**Exercise aim**
The records below must be output exactly, without pictures.

____ Excerpted data

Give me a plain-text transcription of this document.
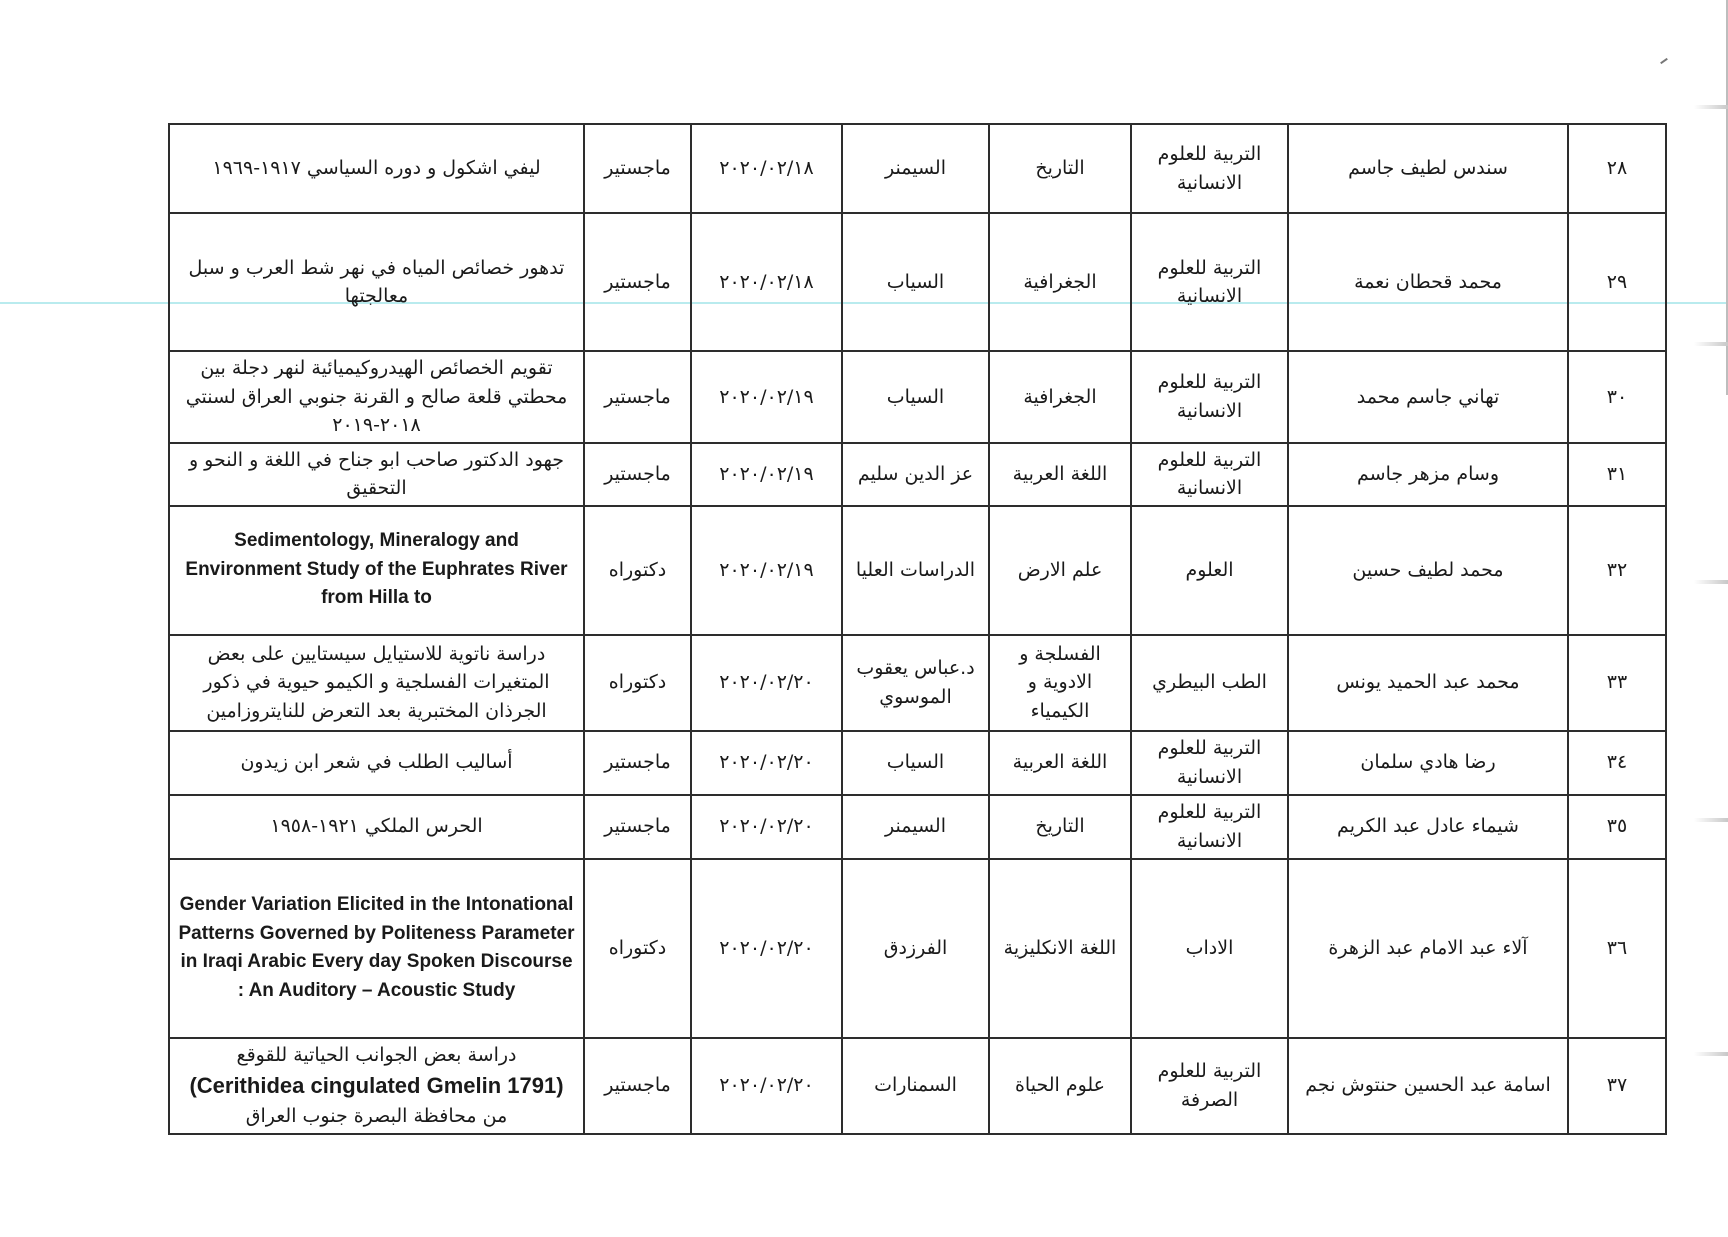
٢٨	سندس لطيف جاسم	التربية للعلوم الانسانية	التاريخ	السيمنر	٢٠٢٠/٠٢/١٨	ماجستير	ليفي اشكول و دوره السياسي ١٩١٧-١٩٦٩
٢٩	محمد قحطان نعمة	التربية للعلوم الانسانية	الجغرافية	السياب	٢٠٢٠/٠٢/١٨	ماجستير	تدهور خصائص المياه في نهر شط العرب و سبل معالجتها
٣٠	تهاني جاسم محمد	التربية للعلوم الانسانية	الجغرافية	السياب	٢٠٢٠/٠٢/١٩	ماجستير	تقويم الخصائص الهيدروكيميائية لنهر دجلة بين محطتي قلعة صالح و القرنة جنوبي العراق لسنتي ٢٠١٨-٢٠١٩
٣١	وسام مزهر جاسم	التربية للعلوم الانسانية	اللغة العربية	عز الدين سليم	٢٠٢٠/٠٢/١٩	ماجستير	جهود الدكتور صاحب ابو جناح في اللغة و النحو و التحقيق
٣٢	محمد لطيف حسين	العلوم	علم الارض	الدراسات العليا	٢٠٢٠/٠٢/١٩	دكتوراه	Sedimentology, Mineralogy and Environment Study of the Euphrates River from Hilla to
٣٣	محمد عبد الحميد يونس	الطب البيطري	الفسلجة و الادوية و الكيمياء	د.عباس يعقوب الموسوي	٢٠٢٠/٠٢/٢٠	دكتوراه	دراسة ناتوية للاستيايل سيستايين على بعض المتغيرات الفسلجية و الكيمو حيوية في ذكور الجرذان المختبرية بعد التعرض للنايتروزامين
٣٤	رضا هادي سلمان	التربية للعلوم الانسانية	اللغة العربية	السياب	٢٠٢٠/٠٢/٢٠	ماجستير	أساليب الطلب في شعر ابن زيدون
٣٥	شيماء عادل عبد الكريم	التربية للعلوم الانسانية	التاريخ	السيمنر	٢٠٢٠/٠٢/٢٠	ماجستير	الحرس الملكي ١٩٢١-١٩٥٨
٣٦	آلاء عبد الامام عبد الزهرة	الاداب	اللغة الانكليزية	الفرزدق	٢٠٢٠/٠٢/٢٠	دكتوراه	Gender Variation Elicited in the Intonational Patterns Governed by Politeness Parameter in Iraqi Arabic Every day Spoken Discourse : An Auditory – Acoustic Study
٣٧	اسامة عبد الحسين حنتوش نجم	التربية للعلوم الصرفة	علوم الحياة	السمنارات	٢٠٢٠/٠٢/٢٠	ماجستير	دراسة بعض الجوانب الحياتية للقوقع
(Cerithidea cingulated Gmelin 1791)
من محافظة البصرة جنوب العراق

________

**Exercise result**
Give me a plain-text transcription of this document.
٢٨	سندس لطيف جاسم	التربية للعلوم الانسانية	التاريخ	السيمنر	٢٠٢٠/٠٢/١٨	ماجستير	ليفي اشكول و دوره السياسي ١٩١٧-١٩٦٩
٢٩	محمد قحطان نعمة	التربية للعلوم الانسانية	الجغرافية	السياب	٢٠٢٠/٠٢/١٨	ماجستير	تدهور خصائص المياه في نهر شط العرب و سبل معالجتها
٣٠	تهاني جاسم محمد	التربية للعلوم الانسانية	الجغرافية	السياب	٢٠٢٠/٠٢/١٩	ماجستير	تقويم الخصائص الهيدروكيميائية لنهر دجلة بين محطتي قلعة صالح و القرنة جنوبي العراق لسنتي ٢٠١٨-٢٠١٩
٣١	وسام مزهر جاسم	التربية للعلوم الانسانية	اللغة العربية	عز الدين سليم	٢٠٢٠/٠٢/١٩	ماجستير	جهود الدكتور صاحب ابو جناح في اللغة و النحو و التحقيق
٣٢	محمد لطيف حسين	العلوم	علم الارض	الدراسات العليا	٢٠٢٠/٠٢/١٩	دكتوراه	Sedimentology, Mineralogy and Environment Study of the Euphrates River from Hilla to
٣٣	محمد عبد الحميد يونس	الطب البيطري	الفسلجة و الادوية و الكيمياء	د.عباس يعقوب الموسوي	٢٠٢٠/٠٢/٢٠	دكتوراه	دراسة ناتوية للاستيايل سيستايين على بعض المتغيرات الفسلجية و الكيمو حيوية في ذكور الجرذان المختبرية بعد التعرض للنايتروزامين
٣٤	رضا هادي سلمان	التربية للعلوم الانسانية	اللغة العربية	السياب	٢٠٢٠/٠٢/٢٠	ماجستير	أساليب الطلب في شعر ابن زيدون
٣٥	شيماء عادل عبد الكريم	التربية للعلوم الانسانية	التاريخ	السيمنر	٢٠٢٠/٠٢/٢٠	ماجستير	الحرس الملكي ١٩٢١-١٩٥٨
٣٦	آلاء عبد الامام عبد الزهرة	الاداب	اللغة الانكليزية	الفرزدق	٢٠٢٠/٠٢/٢٠	دكتوراه	Gender Variation Elicited in the Intonational Patterns Governed by Politeness Parameter in Iraqi Arabic Every day Spoken Discourse : An Auditory – Acoustic Study
٣٧	اسامة عبد الحسين حنتوش نجم	التربية للعلوم الصرفة	علوم الحياة	السمنارات	٢٠٢٠/٠٢/٢٠	ماجستير	دراسة بعض الجوانب الحياتية للقوقع
(Cerithidea cingulated Gmelin 1791)
من محافظة البصرة جنوب العراق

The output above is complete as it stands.